→ Source document
********************
Custom operators on test and trial functions

11 months ago by
I have a variational problem of the form

\[ a(u,v) = \int_\Omega H(u)\cdot H(v)\,dx = \int_\Omega F\cdot H(v)\,dx = L(v) \]
where \( H(v) \) is the solution operator for another PDE depending linearly on \(v\).

Thus \( a(u,v) \) is bilinear and \( L(v) \)  is linear, as one would want.

Is there a way to set this up for solving using FEniCS?
I already have a solver for \( H \) setup and tried to simply construct the variational form using a setup like this

V = FunctionSpace(...)
u = TrialFunction(V)
v = TestFunction(V)

F = Expression(...)

a = H(u)*H(v)*dx 
L = F*H(v)*dx

w = Function(V)
solve(a == L, w)
but did not work. I suppose the UFL-model is not fond of getting non-standard functions like \(H\) involved with the test and trial functions?

Edit: So I may have oversimplified the problem. \( H \) isn't directly a solution operator for a PDE, but rather involves one, like this:
\[ H(u) = F_1\cdot u + F_2\cdot(\nabla F_3,\nabla U(u)) \]
where \( F_i \) are all spatial functions and \( U(u) \) is a PDE solution operator for a PDE with solution linearly depending on \(u\). Also, \( a \) has a regularization induced term as well \( F_4\nabla u\nabla v \)
********************
→ The exercise
Decide whether each statement below agrees with the forum thread, answering yes or no and quoting the deciding words of the thread. 1. The poster's first attempt to build the variational form worked. 2. The edit says that H is directly a solution operator for a PDE. 3. The form a also includes a term induced by regularization.
********************
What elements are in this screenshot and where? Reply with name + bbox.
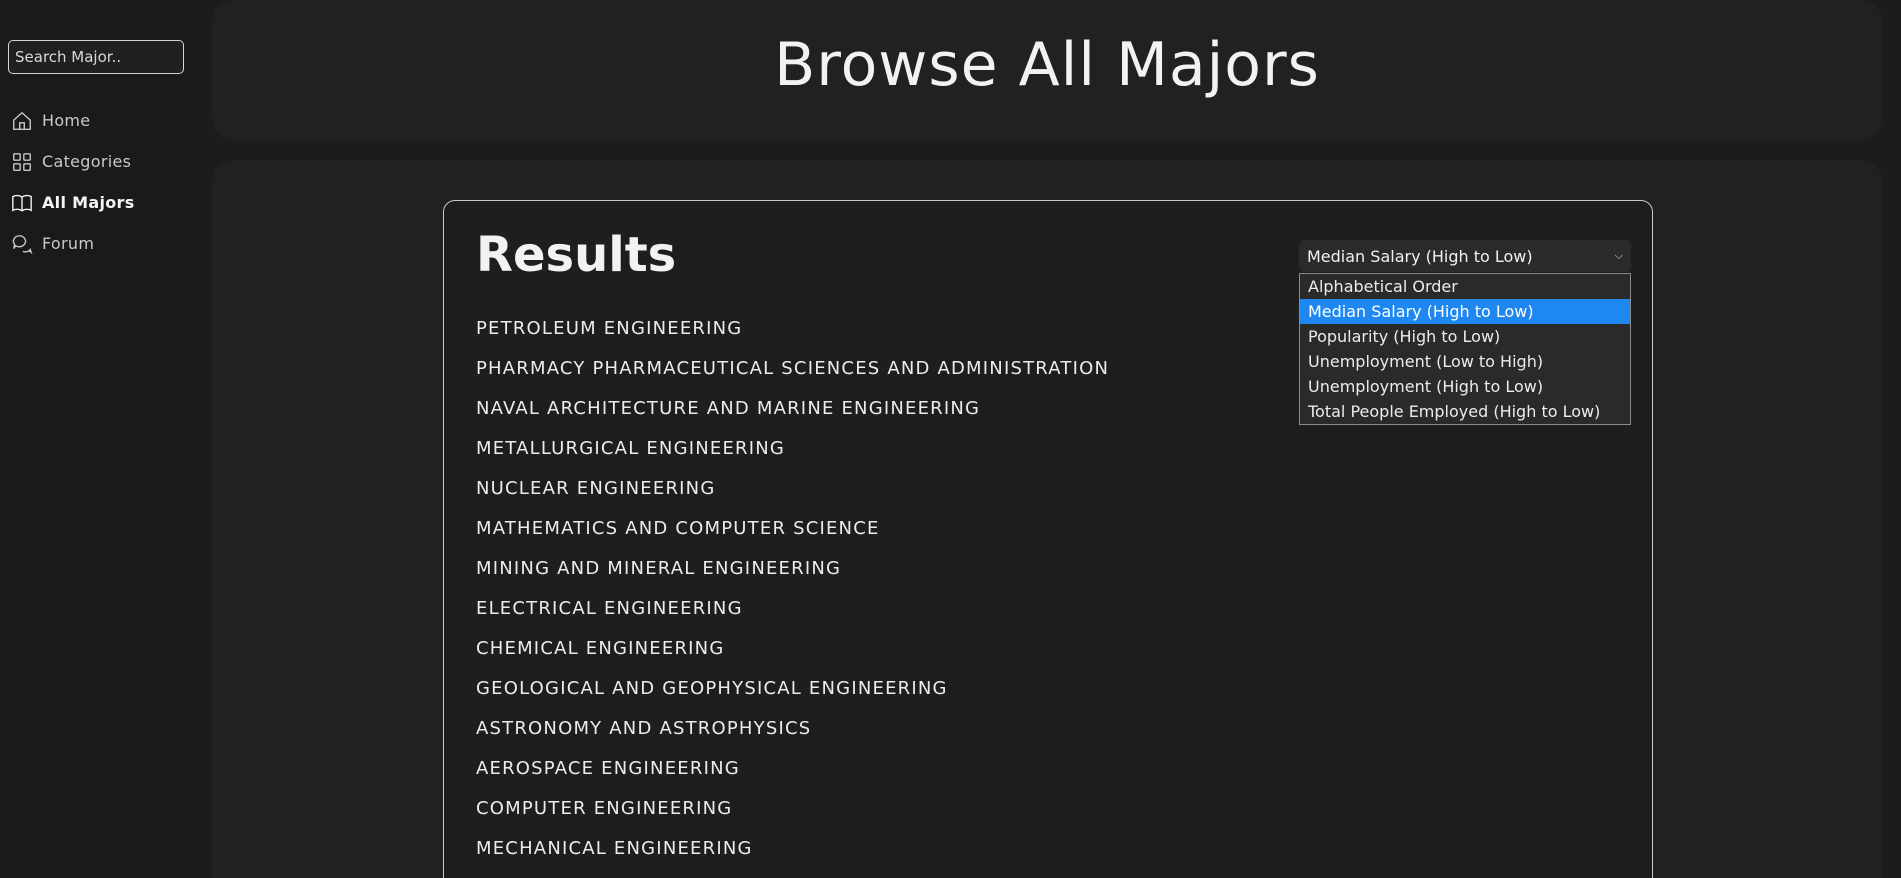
list-item[interactable]: PHARMACY PHARMACEUTICAL SCIENCES AND ADM… (476, 358, 1109, 398)
sort-dropdown: Alphabetical Order Median Salary (High t… (1299, 273, 1631, 425)
list-item[interactable]: CHEMICAL ENGINEERING (476, 638, 1109, 678)
page-title: Browse All Majors (774, 30, 1320, 100)
list-item[interactable]: MINING AND MINERAL ENGINEERING (476, 558, 1109, 598)
results-title: Results (476, 227, 677, 283)
sort-option-selected[interactable]: Median Salary (High to Low) (1300, 299, 1630, 324)
sort-option[interactable]: Popularity (High to Low) (1300, 324, 1630, 349)
sort-option[interactable]: Alphabetical Order (1300, 274, 1630, 299)
list-item[interactable]: ASTRONOMY AND ASTROPHYSICS (476, 718, 1109, 758)
sidebar-item-forum[interactable]: Forum (10, 223, 135, 264)
search-input[interactable] (8, 40, 184, 74)
sort-option[interactable]: Unemployment (High to Low) (1300, 374, 1630, 399)
list-item[interactable]: COMPUTER ENGINEERING (476, 798, 1109, 838)
list-item[interactable]: AEROSPACE ENGINEERING (476, 758, 1109, 798)
sidebar-item-all-majors[interactable]: All Majors (10, 182, 135, 223)
majors-list: PETROLEUM ENGINEERING PHARMACY PHARMACEU… (476, 318, 1109, 878)
chevron-down-icon: ⌵ (1614, 249, 1623, 262)
sidebar-item-home[interactable]: Home (10, 100, 135, 141)
list-item[interactable]: MATHEMATICS AND COMPUTER SCIENCE (476, 518, 1109, 558)
book-icon (10, 191, 34, 215)
sidebar-item-label: Categories (42, 152, 132, 171)
list-item[interactable]: PETROLEUM ENGINEERING (476, 318, 1109, 358)
sort-select[interactable]: Median Salary (High to Low) ⌵ (1299, 240, 1631, 272)
grid-icon (10, 150, 34, 174)
home-icon (10, 109, 34, 133)
sidebar: Home Categories All Majors Forum (0, 0, 193, 878)
sort-selected-value: Median Salary (High to Low) (1307, 246, 1533, 266)
sidebar-nav: Home Categories All Majors Forum (10, 100, 135, 264)
sidebar-item-label: All Majors (42, 193, 135, 212)
header-card: Browse All Majors (212, 0, 1882, 140)
list-item[interactable]: NUCLEAR ENGINEERING (476, 478, 1109, 518)
sidebar-item-categories[interactable]: Categories (10, 141, 135, 182)
sidebar-item-label: Home (42, 111, 91, 130)
list-item[interactable]: ELECTRICAL ENGINEERING (476, 598, 1109, 638)
sort-option[interactable]: Unemployment (Low to High) (1300, 349, 1630, 374)
list-item[interactable]: MECHANICAL ENGINEERING (476, 838, 1109, 878)
chat-icon (10, 232, 34, 256)
sidebar-item-label: Forum (42, 234, 95, 253)
sort-option[interactable]: Total People Employed (High to Low) (1300, 399, 1630, 424)
list-item[interactable]: NAVAL ARCHITECTURE AND MARINE ENGINEERIN… (476, 398, 1109, 438)
list-item[interactable]: METALLURGICAL ENGINEERING (476, 438, 1109, 478)
list-item[interactable]: GEOLOGICAL AND GEOPHYSICAL ENGINEERING (476, 678, 1109, 718)
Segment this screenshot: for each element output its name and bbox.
********************
→ Response to this task
1. No: "but did not work."
2. No: "isn't directly a solution operator for a PDE, but rather involves one"
3. Yes: "has a regularization induced term as well"